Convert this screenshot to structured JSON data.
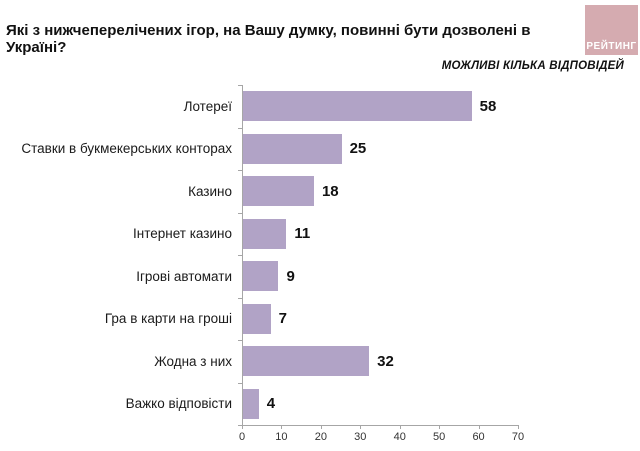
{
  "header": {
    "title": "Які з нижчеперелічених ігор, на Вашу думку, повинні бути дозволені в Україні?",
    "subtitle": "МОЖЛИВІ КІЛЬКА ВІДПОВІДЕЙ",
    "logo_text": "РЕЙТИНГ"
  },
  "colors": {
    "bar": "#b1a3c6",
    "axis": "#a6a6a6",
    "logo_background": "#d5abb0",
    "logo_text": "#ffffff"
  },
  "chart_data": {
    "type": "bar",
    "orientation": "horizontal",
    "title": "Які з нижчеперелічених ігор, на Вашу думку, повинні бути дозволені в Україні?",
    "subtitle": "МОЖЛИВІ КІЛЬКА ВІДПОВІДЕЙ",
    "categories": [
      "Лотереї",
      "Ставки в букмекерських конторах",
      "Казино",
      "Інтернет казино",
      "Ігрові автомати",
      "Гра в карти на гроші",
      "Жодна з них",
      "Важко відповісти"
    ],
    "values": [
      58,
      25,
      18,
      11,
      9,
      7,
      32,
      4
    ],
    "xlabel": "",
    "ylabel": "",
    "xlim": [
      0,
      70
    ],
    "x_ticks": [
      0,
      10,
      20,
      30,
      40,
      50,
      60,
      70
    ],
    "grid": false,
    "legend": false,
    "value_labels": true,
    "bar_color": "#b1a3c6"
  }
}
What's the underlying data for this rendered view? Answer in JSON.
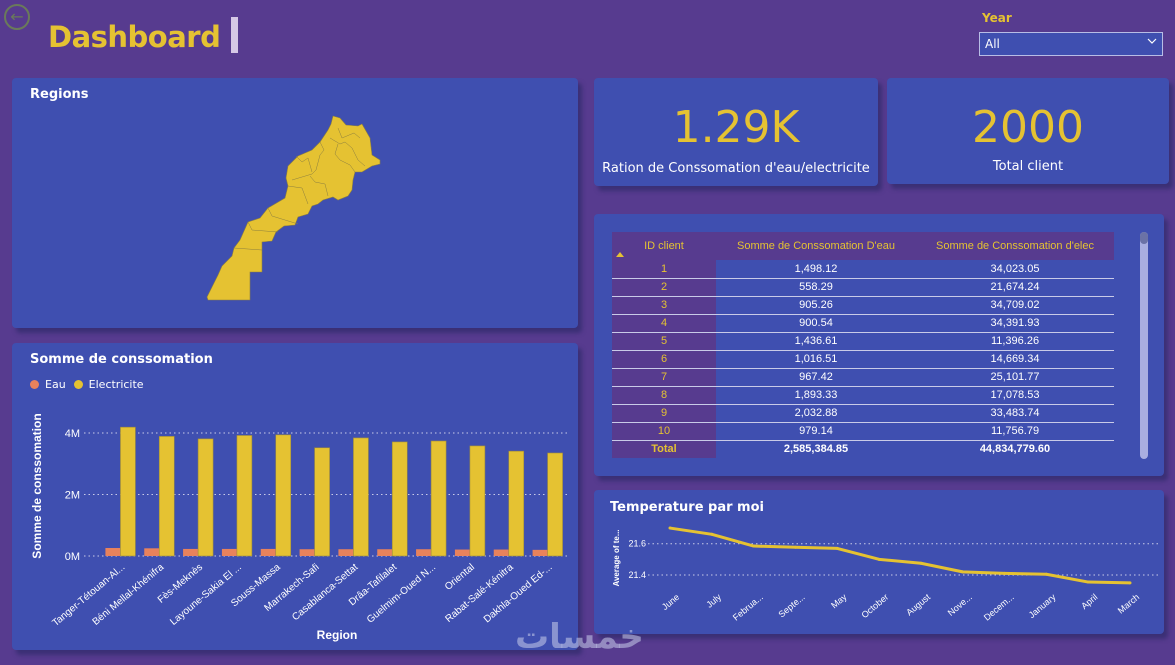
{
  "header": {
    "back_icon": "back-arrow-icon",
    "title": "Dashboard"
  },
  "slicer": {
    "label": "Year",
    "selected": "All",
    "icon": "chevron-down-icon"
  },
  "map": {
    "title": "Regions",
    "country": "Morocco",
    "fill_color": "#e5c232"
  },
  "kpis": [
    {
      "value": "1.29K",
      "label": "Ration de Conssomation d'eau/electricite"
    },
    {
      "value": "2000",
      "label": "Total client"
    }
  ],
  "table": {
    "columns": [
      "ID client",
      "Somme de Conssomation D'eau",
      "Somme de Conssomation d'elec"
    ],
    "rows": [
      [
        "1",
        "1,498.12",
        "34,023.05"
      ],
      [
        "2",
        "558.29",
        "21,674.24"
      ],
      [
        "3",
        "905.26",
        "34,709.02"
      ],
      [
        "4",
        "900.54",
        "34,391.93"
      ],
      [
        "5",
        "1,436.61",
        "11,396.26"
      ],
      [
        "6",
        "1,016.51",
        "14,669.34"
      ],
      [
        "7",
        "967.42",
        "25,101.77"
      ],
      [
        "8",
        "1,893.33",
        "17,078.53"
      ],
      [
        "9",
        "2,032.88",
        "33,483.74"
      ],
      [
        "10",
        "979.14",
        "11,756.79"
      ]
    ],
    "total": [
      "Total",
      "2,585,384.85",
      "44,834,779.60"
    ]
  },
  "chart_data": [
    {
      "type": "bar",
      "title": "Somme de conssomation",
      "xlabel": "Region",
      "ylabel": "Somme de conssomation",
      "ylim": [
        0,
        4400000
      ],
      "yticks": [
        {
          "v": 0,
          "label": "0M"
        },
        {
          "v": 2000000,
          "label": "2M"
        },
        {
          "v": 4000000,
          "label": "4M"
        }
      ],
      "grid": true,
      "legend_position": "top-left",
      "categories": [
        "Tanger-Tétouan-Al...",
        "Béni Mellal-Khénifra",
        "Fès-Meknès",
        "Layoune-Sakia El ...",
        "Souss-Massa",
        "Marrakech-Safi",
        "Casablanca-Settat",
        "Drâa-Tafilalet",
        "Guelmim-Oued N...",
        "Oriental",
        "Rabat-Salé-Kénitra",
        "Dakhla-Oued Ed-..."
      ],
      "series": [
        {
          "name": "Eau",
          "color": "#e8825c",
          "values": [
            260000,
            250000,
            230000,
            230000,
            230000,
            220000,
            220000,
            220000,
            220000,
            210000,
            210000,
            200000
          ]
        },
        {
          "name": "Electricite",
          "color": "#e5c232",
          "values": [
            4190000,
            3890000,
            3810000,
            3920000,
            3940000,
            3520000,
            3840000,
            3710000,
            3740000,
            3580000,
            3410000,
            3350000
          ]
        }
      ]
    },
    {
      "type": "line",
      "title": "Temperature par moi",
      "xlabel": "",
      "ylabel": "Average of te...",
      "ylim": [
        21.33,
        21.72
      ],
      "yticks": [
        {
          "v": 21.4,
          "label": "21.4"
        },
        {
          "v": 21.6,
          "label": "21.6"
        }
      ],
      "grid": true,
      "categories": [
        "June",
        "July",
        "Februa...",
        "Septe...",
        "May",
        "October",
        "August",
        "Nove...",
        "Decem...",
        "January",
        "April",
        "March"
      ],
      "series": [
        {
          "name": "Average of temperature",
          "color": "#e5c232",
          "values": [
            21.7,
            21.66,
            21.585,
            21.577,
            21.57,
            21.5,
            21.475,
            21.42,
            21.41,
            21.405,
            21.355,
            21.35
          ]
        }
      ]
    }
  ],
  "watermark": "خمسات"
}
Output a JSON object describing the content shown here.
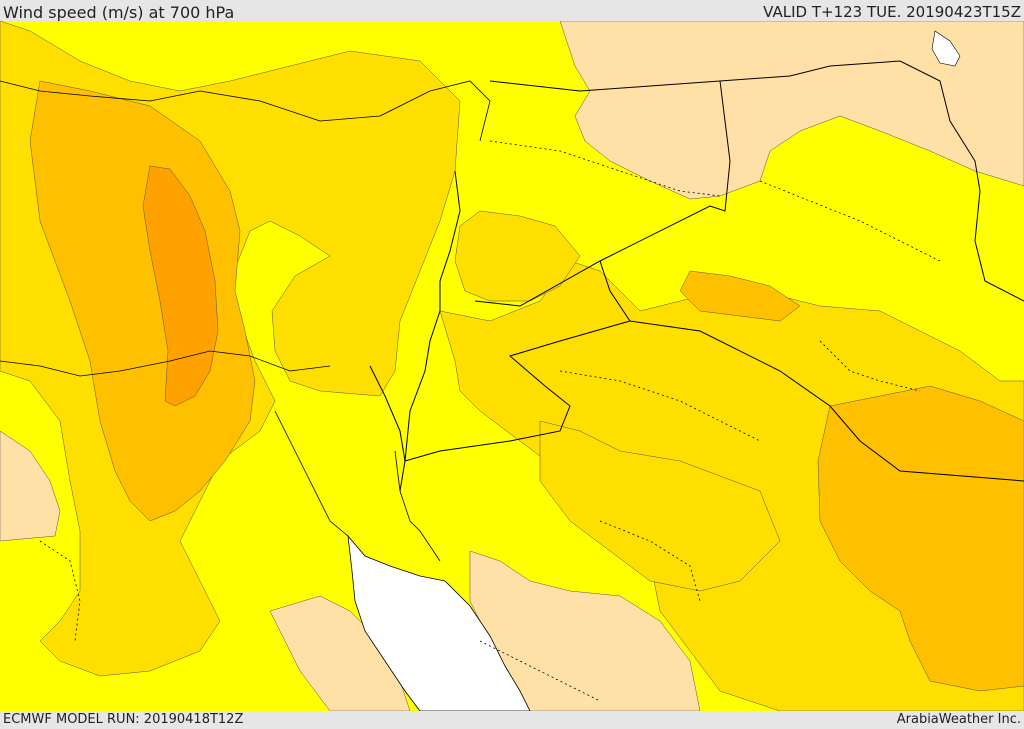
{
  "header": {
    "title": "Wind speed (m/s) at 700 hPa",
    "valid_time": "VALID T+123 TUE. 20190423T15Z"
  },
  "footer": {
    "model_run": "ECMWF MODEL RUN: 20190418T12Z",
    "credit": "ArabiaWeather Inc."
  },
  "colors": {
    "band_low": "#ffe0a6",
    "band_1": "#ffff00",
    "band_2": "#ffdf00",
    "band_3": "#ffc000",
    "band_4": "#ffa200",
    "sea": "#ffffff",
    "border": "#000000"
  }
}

WHAT THE EXERCISE ASKS:
Reproduce all entries without any change, and omit the pictures.

FINISHED ANSWER:
Convert this screenshot to structured JSON data.
{
  "header": {
    "title": "Які з нижчеперелічених ігор, на Вашу думку, повинні бути дозволені в Україні?",
    "subtitle": "МОЖЛИВІ КІЛЬКА ВІДПОВІДЕЙ",
    "logo_text": "РЕЙТИНГ"
  },
  "colors": {
    "bar": "#b1a3c6",
    "axis": "#a6a6a6",
    "logo_background": "#d5abb0",
    "logo_text": "#ffffff"
  },
  "chart_data": {
    "type": "bar",
    "orientation": "horizontal",
    "title": "Які з нижчеперелічених ігор, на Вашу думку, повинні бути дозволені в Україні?",
    "subtitle": "МОЖЛИВІ КІЛЬКА ВІДПОВІДЕЙ",
    "categories": [
      "Лотереї",
      "Ставки в букмекерських конторах",
      "Казино",
      "Інтернет казино",
      "Ігрові автомати",
      "Гра в карти на гроші",
      "Жодна з них",
      "Важко відповісти"
    ],
    "values": [
      58,
      25,
      18,
      11,
      9,
      7,
      32,
      4
    ],
    "xlabel": "",
    "ylabel": "",
    "xlim": [
      0,
      70
    ],
    "x_ticks": [
      0,
      10,
      20,
      30,
      40,
      50,
      60,
      70
    ],
    "grid": false,
    "legend": false,
    "value_labels": true,
    "bar_color": "#b1a3c6"
  }
}
What's the underlying data for this rendered view? Answer in JSON.
{
  "header": {
    "back_icon": "back-arrow-icon",
    "title": "Dashboard"
  },
  "slicer": {
    "label": "Year",
    "selected": "All",
    "icon": "chevron-down-icon"
  },
  "map": {
    "title": "Regions",
    "country": "Morocco",
    "fill_color": "#e5c232"
  },
  "kpis": [
    {
      "value": "1.29K",
      "label": "Ration de Conssomation d'eau/electricite"
    },
    {
      "value": "2000",
      "label": "Total client"
    }
  ],
  "table": {
    "columns": [
      "ID client",
      "Somme de Conssomation D'eau",
      "Somme de Conssomation d'elec"
    ],
    "rows": [
      [
        "1",
        "1,498.12",
        "34,023.05"
      ],
      [
        "2",
        "558.29",
        "21,674.24"
      ],
      [
        "3",
        "905.26",
        "34,709.02"
      ],
      [
        "4",
        "900.54",
        "34,391.93"
      ],
      [
        "5",
        "1,436.61",
        "11,396.26"
      ],
      [
        "6",
        "1,016.51",
        "14,669.34"
      ],
      [
        "7",
        "967.42",
        "25,101.77"
      ],
      [
        "8",
        "1,893.33",
        "17,078.53"
      ],
      [
        "9",
        "2,032.88",
        "33,483.74"
      ],
      [
        "10",
        "979.14",
        "11,756.79"
      ]
    ],
    "total": [
      "Total",
      "2,585,384.85",
      "44,834,779.60"
    ]
  },
  "chart_data": [
    {
      "type": "bar",
      "title": "Somme de conssomation",
      "xlabel": "Region",
      "ylabel": "Somme de conssomation",
      "ylim": [
        0,
        4400000
      ],
      "yticks": [
        {
          "v": 0,
          "label": "0M"
        },
        {
          "v": 2000000,
          "label": "2M"
        },
        {
          "v": 4000000,
          "label": "4M"
        }
      ],
      "grid": true,
      "legend_position": "top-left",
      "categories": [
        "Tanger-Tétouan-Al...",
        "Béni Mellal-Khénifra",
        "Fès-Meknès",
        "Layoune-Sakia El ...",
        "Souss-Massa",
        "Marrakech-Safi",
        "Casablanca-Settat",
        "Drâa-Tafilalet",
        "Guelmim-Oued N...",
        "Oriental",
        "Rabat-Salé-Kénitra",
        "Dakhla-Oued Ed-..."
      ],
      "series": [
        {
          "name": "Eau",
          "color": "#e8825c",
          "values": [
            260000,
            250000,
            230000,
            230000,
            230000,
            220000,
            220000,
            220000,
            220000,
            210000,
            210000,
            200000
          ]
        },
        {
          "name": "Electricite",
          "color": "#e5c232",
          "values": [
            4190000,
            3890000,
            3810000,
            3920000,
            3940000,
            3520000,
            3840000,
            3710000,
            3740000,
            3580000,
            3410000,
            3350000
          ]
        }
      ]
    },
    {
      "type": "line",
      "title": "Temperature par moi",
      "xlabel": "",
      "ylabel": "Average of te...",
      "ylim": [
        21.33,
        21.72
      ],
      "yticks": [
        {
          "v": 21.4,
          "label": "21.4"
        },
        {
          "v": 21.6,
          "label": "21.6"
        }
      ],
      "grid": true,
      "categories": [
        "June",
        "July",
        "Februa...",
        "Septe...",
        "May",
        "October",
        "August",
        "Nove...",
        "Decem...",
        "January",
        "April",
        "March"
      ],
      "series": [
        {
          "name": "Average of temperature",
          "color": "#e5c232",
          "values": [
            21.7,
            21.66,
            21.585,
            21.577,
            21.57,
            21.5,
            21.475,
            21.42,
            21.41,
            21.405,
            21.355,
            21.35
          ]
        }
      ]
    }
  ],
  "watermark": "خمسات"
}
Output a JSON object describing the content shown here.
{
  "header": {
    "title": "Wind speed (m/s) at 700 hPa",
    "valid_time": "VALID T+123 TUE. 20190423T15Z"
  },
  "footer": {
    "model_run": "ECMWF MODEL RUN: 20190418T12Z",
    "credit": "ArabiaWeather Inc."
  },
  "colors": {
    "band_low": "#ffe0a6",
    "band_1": "#ffff00",
    "band_2": "#ffdf00",
    "band_3": "#ffc000",
    "band_4": "#ffa200",
    "sea": "#ffffff",
    "border": "#000000"
  }
}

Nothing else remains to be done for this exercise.